- **AVAILABLE DATA**
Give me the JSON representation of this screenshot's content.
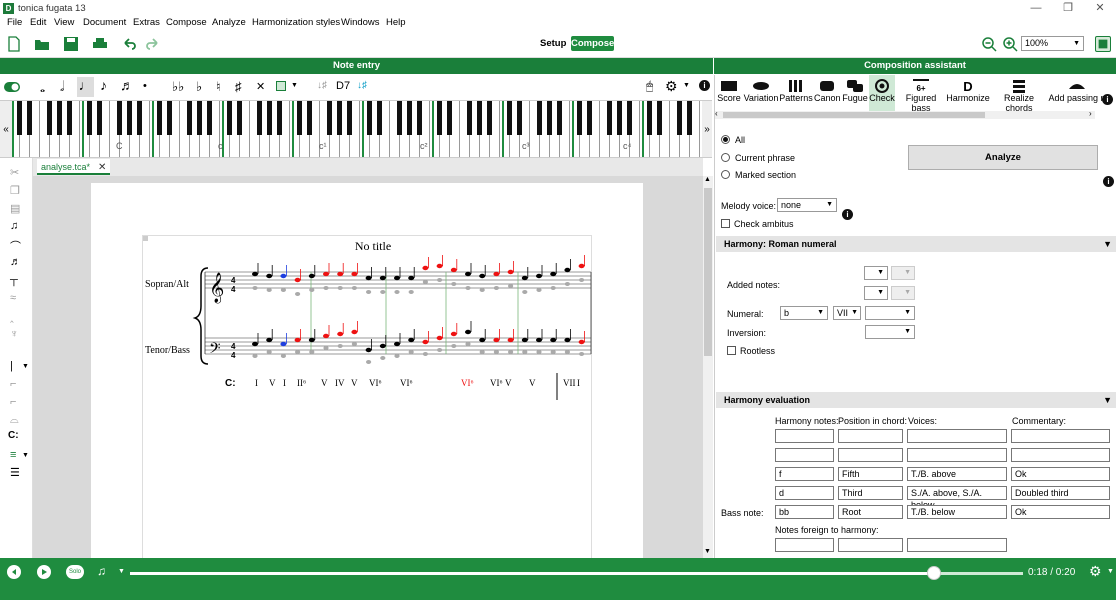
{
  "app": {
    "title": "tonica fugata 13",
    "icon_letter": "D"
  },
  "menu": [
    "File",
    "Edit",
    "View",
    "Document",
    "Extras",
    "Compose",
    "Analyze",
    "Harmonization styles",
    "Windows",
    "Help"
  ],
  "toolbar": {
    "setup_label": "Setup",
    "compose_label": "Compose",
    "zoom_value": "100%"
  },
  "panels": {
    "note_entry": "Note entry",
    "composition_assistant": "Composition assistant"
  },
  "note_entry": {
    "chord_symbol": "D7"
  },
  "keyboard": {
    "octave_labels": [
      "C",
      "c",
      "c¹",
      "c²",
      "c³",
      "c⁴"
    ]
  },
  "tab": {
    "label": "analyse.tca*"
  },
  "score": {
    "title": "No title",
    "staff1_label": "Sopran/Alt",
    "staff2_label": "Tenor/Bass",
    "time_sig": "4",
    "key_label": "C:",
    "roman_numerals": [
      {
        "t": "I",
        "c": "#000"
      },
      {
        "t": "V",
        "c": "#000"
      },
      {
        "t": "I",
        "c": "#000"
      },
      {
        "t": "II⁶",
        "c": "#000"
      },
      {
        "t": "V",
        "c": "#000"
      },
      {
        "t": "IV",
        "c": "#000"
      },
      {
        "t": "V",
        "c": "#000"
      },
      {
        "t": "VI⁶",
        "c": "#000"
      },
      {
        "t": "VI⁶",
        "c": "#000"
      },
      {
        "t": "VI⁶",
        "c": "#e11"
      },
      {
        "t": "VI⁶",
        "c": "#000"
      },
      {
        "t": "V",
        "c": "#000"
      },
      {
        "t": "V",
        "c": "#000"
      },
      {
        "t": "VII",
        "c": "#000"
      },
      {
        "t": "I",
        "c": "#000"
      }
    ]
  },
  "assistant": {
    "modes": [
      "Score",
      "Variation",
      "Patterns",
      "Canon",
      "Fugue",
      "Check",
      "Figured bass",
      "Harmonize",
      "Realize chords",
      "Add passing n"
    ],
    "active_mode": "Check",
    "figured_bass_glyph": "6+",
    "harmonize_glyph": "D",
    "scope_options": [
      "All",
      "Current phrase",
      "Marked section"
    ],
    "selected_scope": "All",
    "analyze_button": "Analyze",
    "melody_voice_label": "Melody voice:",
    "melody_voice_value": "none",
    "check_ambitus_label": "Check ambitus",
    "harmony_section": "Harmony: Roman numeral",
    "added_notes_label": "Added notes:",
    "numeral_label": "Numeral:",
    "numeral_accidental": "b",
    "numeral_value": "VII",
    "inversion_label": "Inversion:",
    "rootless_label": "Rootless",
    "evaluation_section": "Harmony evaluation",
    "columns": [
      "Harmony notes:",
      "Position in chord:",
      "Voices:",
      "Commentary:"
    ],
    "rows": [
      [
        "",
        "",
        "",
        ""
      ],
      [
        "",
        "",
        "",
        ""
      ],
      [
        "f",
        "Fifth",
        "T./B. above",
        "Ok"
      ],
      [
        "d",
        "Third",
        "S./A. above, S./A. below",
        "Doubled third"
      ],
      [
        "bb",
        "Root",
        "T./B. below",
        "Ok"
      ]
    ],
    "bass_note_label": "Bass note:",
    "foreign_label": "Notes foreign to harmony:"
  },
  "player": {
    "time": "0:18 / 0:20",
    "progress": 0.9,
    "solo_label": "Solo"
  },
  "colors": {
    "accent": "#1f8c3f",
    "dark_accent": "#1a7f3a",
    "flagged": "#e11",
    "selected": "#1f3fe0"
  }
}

- **OBJECTIVE**
Repeat the records above exactly, omitting every picture.

- **WRITTEN REPLY**
Give me the JSON representation of this screenshot's content.
{
  "app": {
    "title": "tonica fugata 13",
    "icon_letter": "D"
  },
  "menu": [
    "File",
    "Edit",
    "View",
    "Document",
    "Extras",
    "Compose",
    "Analyze",
    "Harmonization styles",
    "Windows",
    "Help"
  ],
  "toolbar": {
    "setup_label": "Setup",
    "compose_label": "Compose",
    "zoom_value": "100%"
  },
  "panels": {
    "note_entry": "Note entry",
    "composition_assistant": "Composition assistant"
  },
  "note_entry": {
    "chord_symbol": "D7"
  },
  "keyboard": {
    "octave_labels": [
      "C",
      "c",
      "c¹",
      "c²",
      "c³",
      "c⁴"
    ]
  },
  "tab": {
    "label": "analyse.tca*"
  },
  "score": {
    "title": "No title",
    "staff1_label": "Sopran/Alt",
    "staff2_label": "Tenor/Bass",
    "time_sig": "4",
    "key_label": "C:",
    "roman_numerals": [
      {
        "t": "I",
        "c": "#000"
      },
      {
        "t": "V",
        "c": "#000"
      },
      {
        "t": "I",
        "c": "#000"
      },
      {
        "t": "II⁶",
        "c": "#000"
      },
      {
        "t": "V",
        "c": "#000"
      },
      {
        "t": "IV",
        "c": "#000"
      },
      {
        "t": "V",
        "c": "#000"
      },
      {
        "t": "VI⁶",
        "c": "#000"
      },
      {
        "t": "VI⁶",
        "c": "#000"
      },
      {
        "t": "VI⁶",
        "c": "#e11"
      },
      {
        "t": "VI⁶",
        "c": "#000"
      },
      {
        "t": "V",
        "c": "#000"
      },
      {
        "t": "V",
        "c": "#000"
      },
      {
        "t": "VII",
        "c": "#000"
      },
      {
        "t": "I",
        "c": "#000"
      }
    ]
  },
  "assistant": {
    "modes": [
      "Score",
      "Variation",
      "Patterns",
      "Canon",
      "Fugue",
      "Check",
      "Figured bass",
      "Harmonize",
      "Realize chords",
      "Add passing n"
    ],
    "active_mode": "Check",
    "figured_bass_glyph": "6+",
    "harmonize_glyph": "D",
    "scope_options": [
      "All",
      "Current phrase",
      "Marked section"
    ],
    "selected_scope": "All",
    "analyze_button": "Analyze",
    "melody_voice_label": "Melody voice:",
    "melody_voice_value": "none",
    "check_ambitus_label": "Check ambitus",
    "harmony_section": "Harmony: Roman numeral",
    "added_notes_label": "Added notes:",
    "numeral_label": "Numeral:",
    "numeral_accidental": "b",
    "numeral_value": "VII",
    "inversion_label": "Inversion:",
    "rootless_label": "Rootless",
    "evaluation_section": "Harmony evaluation",
    "columns": [
      "Harmony notes:",
      "Position in chord:",
      "Voices:",
      "Commentary:"
    ],
    "rows": [
      [
        "",
        "",
        "",
        ""
      ],
      [
        "",
        "",
        "",
        ""
      ],
      [
        "f",
        "Fifth",
        "T./B. above",
        "Ok"
      ],
      [
        "d",
        "Third",
        "S./A. above, S./A. below",
        "Doubled third"
      ],
      [
        "bb",
        "Root",
        "T./B. below",
        "Ok"
      ]
    ],
    "bass_note_label": "Bass note:",
    "foreign_label": "Notes foreign to harmony:"
  },
  "player": {
    "time": "0:18 / 0:20",
    "progress": 0.9,
    "solo_label": "Solo"
  },
  "colors": {
    "accent": "#1f8c3f",
    "dark_accent": "#1a7f3a",
    "flagged": "#e11",
    "selected": "#1f3fe0"
  }
}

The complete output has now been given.